PROMPT:
Transcribe the data that follows precisely, omitting nothing.

SOURCE RECORDS:
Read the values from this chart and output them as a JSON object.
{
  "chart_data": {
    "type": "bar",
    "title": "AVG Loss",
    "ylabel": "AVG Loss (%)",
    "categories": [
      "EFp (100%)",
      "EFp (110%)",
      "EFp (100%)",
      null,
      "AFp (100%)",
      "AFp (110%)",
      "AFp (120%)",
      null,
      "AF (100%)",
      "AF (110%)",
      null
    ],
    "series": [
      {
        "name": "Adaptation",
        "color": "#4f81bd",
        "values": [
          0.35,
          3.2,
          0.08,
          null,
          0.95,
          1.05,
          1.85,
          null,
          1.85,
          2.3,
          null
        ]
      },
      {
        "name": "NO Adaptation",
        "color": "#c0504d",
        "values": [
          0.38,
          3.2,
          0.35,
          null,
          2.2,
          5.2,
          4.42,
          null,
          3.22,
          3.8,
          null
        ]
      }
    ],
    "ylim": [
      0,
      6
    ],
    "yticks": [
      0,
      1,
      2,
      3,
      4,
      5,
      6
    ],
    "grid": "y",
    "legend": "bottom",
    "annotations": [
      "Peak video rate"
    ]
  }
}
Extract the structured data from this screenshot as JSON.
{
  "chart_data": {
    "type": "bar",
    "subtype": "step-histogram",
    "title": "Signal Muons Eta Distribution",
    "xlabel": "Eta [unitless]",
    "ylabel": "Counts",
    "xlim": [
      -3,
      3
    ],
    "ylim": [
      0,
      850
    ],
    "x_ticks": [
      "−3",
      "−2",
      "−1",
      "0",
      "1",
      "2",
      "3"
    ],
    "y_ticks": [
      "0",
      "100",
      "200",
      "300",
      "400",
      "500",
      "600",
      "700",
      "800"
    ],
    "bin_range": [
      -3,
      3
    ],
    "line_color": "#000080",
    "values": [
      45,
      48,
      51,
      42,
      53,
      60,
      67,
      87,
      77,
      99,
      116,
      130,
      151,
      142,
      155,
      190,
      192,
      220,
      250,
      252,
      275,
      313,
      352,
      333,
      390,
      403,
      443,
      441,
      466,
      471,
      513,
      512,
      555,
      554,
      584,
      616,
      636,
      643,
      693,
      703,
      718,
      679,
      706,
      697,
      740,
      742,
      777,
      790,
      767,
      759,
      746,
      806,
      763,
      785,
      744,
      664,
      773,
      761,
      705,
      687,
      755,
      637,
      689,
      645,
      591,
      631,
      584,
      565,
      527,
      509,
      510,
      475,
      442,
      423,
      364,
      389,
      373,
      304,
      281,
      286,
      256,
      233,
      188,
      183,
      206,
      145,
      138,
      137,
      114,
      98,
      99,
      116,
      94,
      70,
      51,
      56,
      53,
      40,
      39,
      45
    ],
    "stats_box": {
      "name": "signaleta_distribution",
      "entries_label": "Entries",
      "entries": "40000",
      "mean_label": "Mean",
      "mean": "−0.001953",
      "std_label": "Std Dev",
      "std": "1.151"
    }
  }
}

THE RESULT:
Read the values from this chart and output them as a JSON object.
{
  "chart_data": {
    "type": "bar",
    "title": "AVG Loss",
    "ylabel": "AVG Loss (%)",
    "categories": [
      "EFp (100%)",
      "EFp (110%)",
      "EFp (100%)",
      null,
      "AFp (100%)",
      "AFp (110%)",
      "AFp (120%)",
      null,
      "AF (100%)",
      "AF (110%)",
      null
    ],
    "series": [
      {
        "name": "Adaptation",
        "color": "#4f81bd",
        "values": [
          0.35,
          3.2,
          0.08,
          null,
          0.95,
          1.05,
          1.85,
          null,
          1.85,
          2.3,
          null
        ]
      },
      {
        "name": "NO Adaptation",
        "color": "#c0504d",
        "values": [
          0.38,
          3.2,
          0.35,
          null,
          2.2,
          5.2,
          4.42,
          null,
          3.22,
          3.8,
          null
        ]
      }
    ],
    "ylim": [
      0,
      6
    ],
    "yticks": [
      0,
      1,
      2,
      3,
      4,
      5,
      6
    ],
    "grid": "y",
    "legend": "bottom",
    "annotations": [
      "Peak video rate"
    ]
  }
}
Extract the structured data from this screenshot as JSON.
{
  "chart_data": {
    "type": "bar",
    "subtype": "step-histogram",
    "title": "Signal Muons Eta Distribution",
    "xlabel": "Eta [unitless]",
    "ylabel": "Counts",
    "xlim": [
      -3,
      3
    ],
    "ylim": [
      0,
      850
    ],
    "x_ticks": [
      "−3",
      "−2",
      "−1",
      "0",
      "1",
      "2",
      "3"
    ],
    "y_ticks": [
      "0",
      "100",
      "200",
      "300",
      "400",
      "500",
      "600",
      "700",
      "800"
    ],
    "bin_range": [
      -3,
      3
    ],
    "line_color": "#000080",
    "values": [
      45,
      48,
      51,
      42,
      53,
      60,
      67,
      87,
      77,
      99,
      116,
      130,
      151,
      142,
      155,
      190,
      192,
      220,
      250,
      252,
      275,
      313,
      352,
      333,
      390,
      403,
      443,
      441,
      466,
      471,
      513,
      512,
      555,
      554,
      584,
      616,
      636,
      643,
      693,
      703,
      718,
      679,
      706,
      697,
      740,
      742,
      777,
      790,
      767,
      759,
      746,
      806,
      763,
      785,
      744,
      664,
      773,
      761,
      705,
      687,
      755,
      637,
      689,
      645,
      591,
      631,
      584,
      565,
      527,
      509,
      510,
      475,
      442,
      423,
      364,
      389,
      373,
      304,
      281,
      286,
      256,
      233,
      188,
      183,
      206,
      145,
      138,
      137,
      114,
      98,
      99,
      116,
      94,
      70,
      51,
      56,
      53,
      40,
      39,
      45
    ],
    "stats_box": {
      "name": "signaleta_distribution",
      "entries_label": "Entries",
      "entries": "40000",
      "mean_label": "Mean",
      "mean": "−0.001953",
      "std_label": "Std Dev",
      "std": "1.151"
    }
  }
}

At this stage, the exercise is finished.